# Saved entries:
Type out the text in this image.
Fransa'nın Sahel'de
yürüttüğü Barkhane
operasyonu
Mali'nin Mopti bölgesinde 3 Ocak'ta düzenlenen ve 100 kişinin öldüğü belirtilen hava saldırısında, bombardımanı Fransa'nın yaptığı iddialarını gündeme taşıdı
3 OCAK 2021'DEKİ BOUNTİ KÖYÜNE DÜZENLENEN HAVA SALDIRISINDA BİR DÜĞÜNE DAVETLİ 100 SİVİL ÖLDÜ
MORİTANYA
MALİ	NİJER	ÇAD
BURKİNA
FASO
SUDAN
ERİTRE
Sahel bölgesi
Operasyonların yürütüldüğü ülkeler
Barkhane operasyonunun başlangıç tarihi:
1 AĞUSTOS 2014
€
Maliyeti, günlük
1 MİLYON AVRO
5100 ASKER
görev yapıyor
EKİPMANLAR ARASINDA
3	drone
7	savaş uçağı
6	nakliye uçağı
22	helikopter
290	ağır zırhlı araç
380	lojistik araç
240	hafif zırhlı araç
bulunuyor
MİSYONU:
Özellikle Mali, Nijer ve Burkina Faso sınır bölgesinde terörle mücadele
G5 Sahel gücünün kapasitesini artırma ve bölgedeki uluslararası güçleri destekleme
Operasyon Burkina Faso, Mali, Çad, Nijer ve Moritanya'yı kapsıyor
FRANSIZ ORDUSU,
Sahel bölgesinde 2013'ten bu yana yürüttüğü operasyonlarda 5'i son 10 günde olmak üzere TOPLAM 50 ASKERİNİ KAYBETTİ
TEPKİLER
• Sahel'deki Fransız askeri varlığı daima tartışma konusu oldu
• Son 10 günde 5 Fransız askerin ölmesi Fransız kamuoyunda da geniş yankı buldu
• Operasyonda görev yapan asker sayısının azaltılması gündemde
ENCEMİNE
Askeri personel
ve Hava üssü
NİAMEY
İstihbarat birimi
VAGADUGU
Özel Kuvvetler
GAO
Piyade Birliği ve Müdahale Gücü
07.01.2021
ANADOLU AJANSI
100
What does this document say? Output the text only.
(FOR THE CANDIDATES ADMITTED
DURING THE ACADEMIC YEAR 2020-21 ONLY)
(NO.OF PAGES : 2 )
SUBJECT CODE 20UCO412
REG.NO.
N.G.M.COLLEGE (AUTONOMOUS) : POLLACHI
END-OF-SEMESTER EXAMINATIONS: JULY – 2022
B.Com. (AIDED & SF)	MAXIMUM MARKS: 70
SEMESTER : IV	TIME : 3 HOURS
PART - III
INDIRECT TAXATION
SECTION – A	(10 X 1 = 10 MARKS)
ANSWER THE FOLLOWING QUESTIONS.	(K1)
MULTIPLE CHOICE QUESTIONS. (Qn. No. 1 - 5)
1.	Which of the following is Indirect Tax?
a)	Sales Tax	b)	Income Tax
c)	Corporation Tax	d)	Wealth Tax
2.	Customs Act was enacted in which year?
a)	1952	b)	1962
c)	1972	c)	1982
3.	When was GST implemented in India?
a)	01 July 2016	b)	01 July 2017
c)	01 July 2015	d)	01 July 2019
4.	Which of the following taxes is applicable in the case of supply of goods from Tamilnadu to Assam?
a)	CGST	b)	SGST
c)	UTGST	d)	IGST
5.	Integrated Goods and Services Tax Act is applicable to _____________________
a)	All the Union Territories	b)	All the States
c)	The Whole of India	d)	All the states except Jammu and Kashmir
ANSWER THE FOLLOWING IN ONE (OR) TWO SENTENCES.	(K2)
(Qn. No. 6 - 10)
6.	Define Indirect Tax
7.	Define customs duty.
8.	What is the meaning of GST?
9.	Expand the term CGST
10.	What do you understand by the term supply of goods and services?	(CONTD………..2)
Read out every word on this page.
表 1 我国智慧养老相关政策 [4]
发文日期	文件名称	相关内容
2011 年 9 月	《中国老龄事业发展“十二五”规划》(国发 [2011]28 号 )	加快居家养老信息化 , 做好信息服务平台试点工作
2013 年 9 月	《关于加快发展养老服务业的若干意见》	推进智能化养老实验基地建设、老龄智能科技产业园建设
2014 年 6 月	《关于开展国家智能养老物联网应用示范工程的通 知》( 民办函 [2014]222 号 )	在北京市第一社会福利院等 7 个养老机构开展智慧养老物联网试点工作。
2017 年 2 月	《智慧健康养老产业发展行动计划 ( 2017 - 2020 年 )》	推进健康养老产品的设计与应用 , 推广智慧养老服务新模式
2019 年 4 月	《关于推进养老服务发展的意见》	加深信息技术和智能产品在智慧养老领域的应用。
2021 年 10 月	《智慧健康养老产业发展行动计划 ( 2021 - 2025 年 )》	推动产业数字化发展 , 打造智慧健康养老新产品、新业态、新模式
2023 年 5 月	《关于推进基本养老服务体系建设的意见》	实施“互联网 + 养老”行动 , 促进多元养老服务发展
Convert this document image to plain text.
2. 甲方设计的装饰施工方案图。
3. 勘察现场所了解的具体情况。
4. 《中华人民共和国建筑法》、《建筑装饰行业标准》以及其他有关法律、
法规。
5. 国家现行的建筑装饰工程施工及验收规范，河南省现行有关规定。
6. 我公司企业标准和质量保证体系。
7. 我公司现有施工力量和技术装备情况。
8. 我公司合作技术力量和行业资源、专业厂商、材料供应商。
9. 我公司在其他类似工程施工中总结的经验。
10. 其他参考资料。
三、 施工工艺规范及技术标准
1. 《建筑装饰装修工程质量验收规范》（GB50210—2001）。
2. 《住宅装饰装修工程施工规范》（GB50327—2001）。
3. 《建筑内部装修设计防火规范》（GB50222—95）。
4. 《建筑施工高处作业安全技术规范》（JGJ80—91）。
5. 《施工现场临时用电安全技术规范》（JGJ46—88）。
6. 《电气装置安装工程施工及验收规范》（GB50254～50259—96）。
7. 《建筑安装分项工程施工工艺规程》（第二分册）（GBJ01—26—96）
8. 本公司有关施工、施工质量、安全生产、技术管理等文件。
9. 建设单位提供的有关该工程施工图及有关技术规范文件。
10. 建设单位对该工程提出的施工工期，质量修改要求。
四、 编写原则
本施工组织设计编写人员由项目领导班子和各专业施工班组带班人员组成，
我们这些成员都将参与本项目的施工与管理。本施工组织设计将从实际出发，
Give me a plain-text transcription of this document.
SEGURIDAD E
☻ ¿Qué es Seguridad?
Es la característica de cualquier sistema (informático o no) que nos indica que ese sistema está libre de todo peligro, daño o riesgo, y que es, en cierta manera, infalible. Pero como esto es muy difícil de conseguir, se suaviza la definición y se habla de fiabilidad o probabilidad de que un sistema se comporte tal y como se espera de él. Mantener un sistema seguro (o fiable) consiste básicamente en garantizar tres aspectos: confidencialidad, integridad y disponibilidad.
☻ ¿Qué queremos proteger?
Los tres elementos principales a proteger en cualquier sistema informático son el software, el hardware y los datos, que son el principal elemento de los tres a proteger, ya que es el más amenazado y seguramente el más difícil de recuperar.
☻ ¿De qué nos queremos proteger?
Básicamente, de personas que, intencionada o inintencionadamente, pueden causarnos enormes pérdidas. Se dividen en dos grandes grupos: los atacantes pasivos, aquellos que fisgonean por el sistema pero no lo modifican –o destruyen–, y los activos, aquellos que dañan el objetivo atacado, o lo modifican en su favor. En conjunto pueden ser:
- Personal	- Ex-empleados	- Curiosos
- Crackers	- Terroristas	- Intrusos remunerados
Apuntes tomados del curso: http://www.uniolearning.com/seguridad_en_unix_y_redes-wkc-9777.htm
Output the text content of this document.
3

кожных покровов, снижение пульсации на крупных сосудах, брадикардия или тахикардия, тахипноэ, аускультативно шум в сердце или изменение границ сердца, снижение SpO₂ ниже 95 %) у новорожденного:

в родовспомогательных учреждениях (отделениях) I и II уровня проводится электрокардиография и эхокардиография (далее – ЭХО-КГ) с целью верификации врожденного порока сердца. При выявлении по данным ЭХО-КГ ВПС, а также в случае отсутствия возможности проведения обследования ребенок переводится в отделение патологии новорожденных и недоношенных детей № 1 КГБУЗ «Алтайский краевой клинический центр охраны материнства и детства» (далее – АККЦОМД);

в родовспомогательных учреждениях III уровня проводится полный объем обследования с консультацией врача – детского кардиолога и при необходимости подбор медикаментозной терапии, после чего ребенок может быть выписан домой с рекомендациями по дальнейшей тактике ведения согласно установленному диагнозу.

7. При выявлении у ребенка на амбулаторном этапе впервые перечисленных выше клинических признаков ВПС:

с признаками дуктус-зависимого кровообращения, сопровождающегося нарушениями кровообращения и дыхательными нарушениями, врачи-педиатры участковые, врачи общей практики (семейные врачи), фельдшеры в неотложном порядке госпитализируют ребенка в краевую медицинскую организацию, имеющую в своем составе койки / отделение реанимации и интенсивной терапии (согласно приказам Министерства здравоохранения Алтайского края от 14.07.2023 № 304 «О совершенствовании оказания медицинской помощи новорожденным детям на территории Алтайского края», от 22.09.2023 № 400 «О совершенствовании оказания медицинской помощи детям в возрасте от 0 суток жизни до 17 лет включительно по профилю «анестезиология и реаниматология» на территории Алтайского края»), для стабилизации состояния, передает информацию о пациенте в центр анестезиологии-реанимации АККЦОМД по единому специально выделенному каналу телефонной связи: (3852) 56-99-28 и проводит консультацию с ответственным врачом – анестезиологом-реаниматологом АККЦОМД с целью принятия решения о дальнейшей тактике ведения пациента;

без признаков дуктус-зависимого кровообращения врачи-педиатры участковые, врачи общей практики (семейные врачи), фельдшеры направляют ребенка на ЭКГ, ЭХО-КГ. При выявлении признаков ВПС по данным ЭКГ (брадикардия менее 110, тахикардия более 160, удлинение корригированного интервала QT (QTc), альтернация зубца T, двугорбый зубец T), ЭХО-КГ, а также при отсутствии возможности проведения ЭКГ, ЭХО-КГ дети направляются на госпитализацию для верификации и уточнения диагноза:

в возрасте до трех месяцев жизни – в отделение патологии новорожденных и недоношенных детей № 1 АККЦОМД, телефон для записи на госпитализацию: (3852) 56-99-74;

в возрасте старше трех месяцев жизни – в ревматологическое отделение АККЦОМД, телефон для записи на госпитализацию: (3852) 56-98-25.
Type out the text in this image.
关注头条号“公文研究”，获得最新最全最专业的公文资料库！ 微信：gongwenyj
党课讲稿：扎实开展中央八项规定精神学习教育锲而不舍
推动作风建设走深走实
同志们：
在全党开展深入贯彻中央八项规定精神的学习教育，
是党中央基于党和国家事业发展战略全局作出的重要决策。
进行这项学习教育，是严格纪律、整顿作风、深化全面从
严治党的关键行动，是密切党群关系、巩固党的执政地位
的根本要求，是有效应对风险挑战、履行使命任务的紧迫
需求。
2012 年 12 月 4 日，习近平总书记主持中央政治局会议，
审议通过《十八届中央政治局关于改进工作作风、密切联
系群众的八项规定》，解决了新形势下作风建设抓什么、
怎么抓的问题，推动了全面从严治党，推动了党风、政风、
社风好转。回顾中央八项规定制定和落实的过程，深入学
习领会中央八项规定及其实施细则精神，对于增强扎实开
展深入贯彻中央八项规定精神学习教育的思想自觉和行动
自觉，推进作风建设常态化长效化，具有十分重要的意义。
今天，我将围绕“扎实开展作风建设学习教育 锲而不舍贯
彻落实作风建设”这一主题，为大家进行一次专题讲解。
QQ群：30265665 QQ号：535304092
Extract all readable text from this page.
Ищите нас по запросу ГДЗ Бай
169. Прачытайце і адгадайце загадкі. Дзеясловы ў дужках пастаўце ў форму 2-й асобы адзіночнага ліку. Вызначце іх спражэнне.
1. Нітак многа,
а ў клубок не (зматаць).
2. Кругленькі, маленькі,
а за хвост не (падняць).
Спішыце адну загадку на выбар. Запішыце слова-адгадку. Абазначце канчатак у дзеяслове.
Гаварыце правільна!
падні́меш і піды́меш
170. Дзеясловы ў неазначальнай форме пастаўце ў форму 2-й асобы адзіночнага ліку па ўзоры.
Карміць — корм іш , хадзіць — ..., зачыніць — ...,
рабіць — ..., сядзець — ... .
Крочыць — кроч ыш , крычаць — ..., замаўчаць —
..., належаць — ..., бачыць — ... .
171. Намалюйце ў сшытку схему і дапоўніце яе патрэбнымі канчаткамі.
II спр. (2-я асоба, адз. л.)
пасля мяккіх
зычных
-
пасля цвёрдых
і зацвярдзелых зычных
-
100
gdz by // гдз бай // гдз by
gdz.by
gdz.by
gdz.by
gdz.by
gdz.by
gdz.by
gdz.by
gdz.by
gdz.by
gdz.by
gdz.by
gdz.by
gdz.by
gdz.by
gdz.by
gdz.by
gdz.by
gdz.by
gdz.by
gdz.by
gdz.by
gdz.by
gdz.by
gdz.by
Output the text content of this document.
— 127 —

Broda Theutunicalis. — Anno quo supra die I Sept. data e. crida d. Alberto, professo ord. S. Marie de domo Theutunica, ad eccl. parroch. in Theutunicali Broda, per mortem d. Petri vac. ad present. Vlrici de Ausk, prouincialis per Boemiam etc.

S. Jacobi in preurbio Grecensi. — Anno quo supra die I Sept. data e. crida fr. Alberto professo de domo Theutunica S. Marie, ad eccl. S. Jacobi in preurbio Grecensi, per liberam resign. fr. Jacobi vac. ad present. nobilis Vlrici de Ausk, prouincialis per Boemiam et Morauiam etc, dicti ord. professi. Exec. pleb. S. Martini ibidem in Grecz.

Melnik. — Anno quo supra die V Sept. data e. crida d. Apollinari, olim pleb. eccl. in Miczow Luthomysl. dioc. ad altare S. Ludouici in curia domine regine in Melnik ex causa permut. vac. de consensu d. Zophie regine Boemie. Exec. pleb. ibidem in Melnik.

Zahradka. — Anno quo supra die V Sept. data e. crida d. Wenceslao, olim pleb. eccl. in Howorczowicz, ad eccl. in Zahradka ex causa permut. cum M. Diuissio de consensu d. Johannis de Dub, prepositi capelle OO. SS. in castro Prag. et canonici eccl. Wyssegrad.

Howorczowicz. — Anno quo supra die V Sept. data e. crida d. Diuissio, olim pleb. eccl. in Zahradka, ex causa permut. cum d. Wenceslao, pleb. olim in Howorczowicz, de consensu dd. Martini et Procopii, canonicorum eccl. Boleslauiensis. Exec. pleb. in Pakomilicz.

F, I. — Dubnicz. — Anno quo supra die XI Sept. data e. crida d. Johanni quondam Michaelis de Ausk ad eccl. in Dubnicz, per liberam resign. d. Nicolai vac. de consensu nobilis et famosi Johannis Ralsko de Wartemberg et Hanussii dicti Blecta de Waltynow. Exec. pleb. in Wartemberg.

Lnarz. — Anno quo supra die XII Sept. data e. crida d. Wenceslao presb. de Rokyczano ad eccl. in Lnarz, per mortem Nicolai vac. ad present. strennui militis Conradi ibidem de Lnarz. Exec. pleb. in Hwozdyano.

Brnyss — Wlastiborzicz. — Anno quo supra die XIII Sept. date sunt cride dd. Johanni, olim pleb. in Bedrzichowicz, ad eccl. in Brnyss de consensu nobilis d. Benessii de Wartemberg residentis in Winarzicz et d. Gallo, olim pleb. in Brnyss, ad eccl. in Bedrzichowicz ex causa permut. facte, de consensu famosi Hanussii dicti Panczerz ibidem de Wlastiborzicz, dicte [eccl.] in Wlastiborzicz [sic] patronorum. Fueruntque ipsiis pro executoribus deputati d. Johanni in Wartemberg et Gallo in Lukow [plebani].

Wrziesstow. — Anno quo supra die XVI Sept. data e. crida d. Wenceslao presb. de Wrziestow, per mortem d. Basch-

# WHAT TO DO:
Identify and copy lines that hold the string "записи".

# RESPONSE:
в возрасте до трех месяцев жизни – в отделение патологии новорожденных и недоношенных детей № 1 АККЦОМД, телефон для записи на госпитализацию: (3852) 56-99-74;
в возрасте старше трех месяцев жизни – в ревматологическое отделение АККЦОМД, телефон для записи на госпитализацию: (3852) 56-98-25.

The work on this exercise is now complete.